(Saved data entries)
=======
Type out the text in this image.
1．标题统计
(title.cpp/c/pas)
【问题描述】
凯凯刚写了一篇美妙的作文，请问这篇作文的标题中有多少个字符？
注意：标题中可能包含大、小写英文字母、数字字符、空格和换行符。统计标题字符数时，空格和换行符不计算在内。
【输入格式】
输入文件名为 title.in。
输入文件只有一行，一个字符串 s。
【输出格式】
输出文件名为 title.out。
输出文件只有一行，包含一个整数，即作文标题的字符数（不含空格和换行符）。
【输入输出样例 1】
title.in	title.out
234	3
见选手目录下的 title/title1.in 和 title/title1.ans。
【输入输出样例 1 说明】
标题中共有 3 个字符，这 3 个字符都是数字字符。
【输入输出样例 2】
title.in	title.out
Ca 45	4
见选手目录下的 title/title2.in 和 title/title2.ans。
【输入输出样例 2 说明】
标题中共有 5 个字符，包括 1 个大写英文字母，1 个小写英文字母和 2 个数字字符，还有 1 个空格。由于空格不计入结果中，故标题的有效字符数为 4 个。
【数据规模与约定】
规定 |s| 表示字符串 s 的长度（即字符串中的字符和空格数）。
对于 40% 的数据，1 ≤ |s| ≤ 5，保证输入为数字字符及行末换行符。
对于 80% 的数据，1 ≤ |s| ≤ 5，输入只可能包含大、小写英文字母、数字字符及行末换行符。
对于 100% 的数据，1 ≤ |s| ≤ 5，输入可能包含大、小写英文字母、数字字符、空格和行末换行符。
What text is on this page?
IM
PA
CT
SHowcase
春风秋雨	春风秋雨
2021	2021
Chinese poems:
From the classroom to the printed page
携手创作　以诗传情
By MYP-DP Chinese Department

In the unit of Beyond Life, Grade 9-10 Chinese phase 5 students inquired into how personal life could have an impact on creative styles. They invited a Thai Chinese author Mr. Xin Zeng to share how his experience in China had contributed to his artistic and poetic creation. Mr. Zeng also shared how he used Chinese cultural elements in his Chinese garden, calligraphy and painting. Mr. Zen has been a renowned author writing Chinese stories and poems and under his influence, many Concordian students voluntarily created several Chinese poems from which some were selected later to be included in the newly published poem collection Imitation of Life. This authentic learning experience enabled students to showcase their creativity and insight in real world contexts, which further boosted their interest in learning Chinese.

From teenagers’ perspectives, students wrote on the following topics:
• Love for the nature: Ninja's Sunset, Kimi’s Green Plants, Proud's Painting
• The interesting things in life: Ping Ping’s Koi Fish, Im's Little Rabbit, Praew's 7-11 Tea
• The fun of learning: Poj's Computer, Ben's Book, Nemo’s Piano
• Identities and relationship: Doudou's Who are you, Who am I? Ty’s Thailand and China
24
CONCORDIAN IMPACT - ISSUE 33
=======
» Given task
Repeat, with no changes, each line from the one with "What text is on this page?" to the end of the listing, including both ends and nothing else.

» Task response
What text is on this page?
IM
PA
CT
SHowcase
春风秋雨	春风秋雨
2021	2021
Chinese poems:
From the classroom to the printed page
携手创作　以诗传情
By MYP-DP Chinese Department

In the unit of Beyond Life, Grade 9-10 Chinese phase 5 students inquired into how personal life could have an impact on creative styles. They invited a Thai Chinese author Mr. Xin Zeng to share how his experience in China had contributed to his artistic and poetic creation. Mr. Zeng also shared how he used Chinese cultural elements in his Chinese garden, calligraphy and painting. Mr. Zen has been a renowned author writing Chinese stories and poems and under his influence, many Concordian students voluntarily created several Chinese poems from which some were selected later to be included in the newly published poem collection Imitation of Life. This authentic learning experience enabled students to showcase their creativity and insight in real world contexts, which further boosted their interest in learning Chinese.

From teenagers’ perspectives, students wrote on the following topics:
• Love for the nature: Ninja's Sunset, Kimi’s Green Plants, Proud's Painting
• The interesting things in life: Ping Ping’s Koi Fish, Im's Little Rabbit, Praew's 7-11 Tea
• The fun of learning: Poj's Computer, Ben's Book, Nemo’s Piano
• Identities and relationship: Doudou's Who are you, Who am I? Ty’s Thailand and China
24
CONCORDIAN IMPACT - ISSUE 33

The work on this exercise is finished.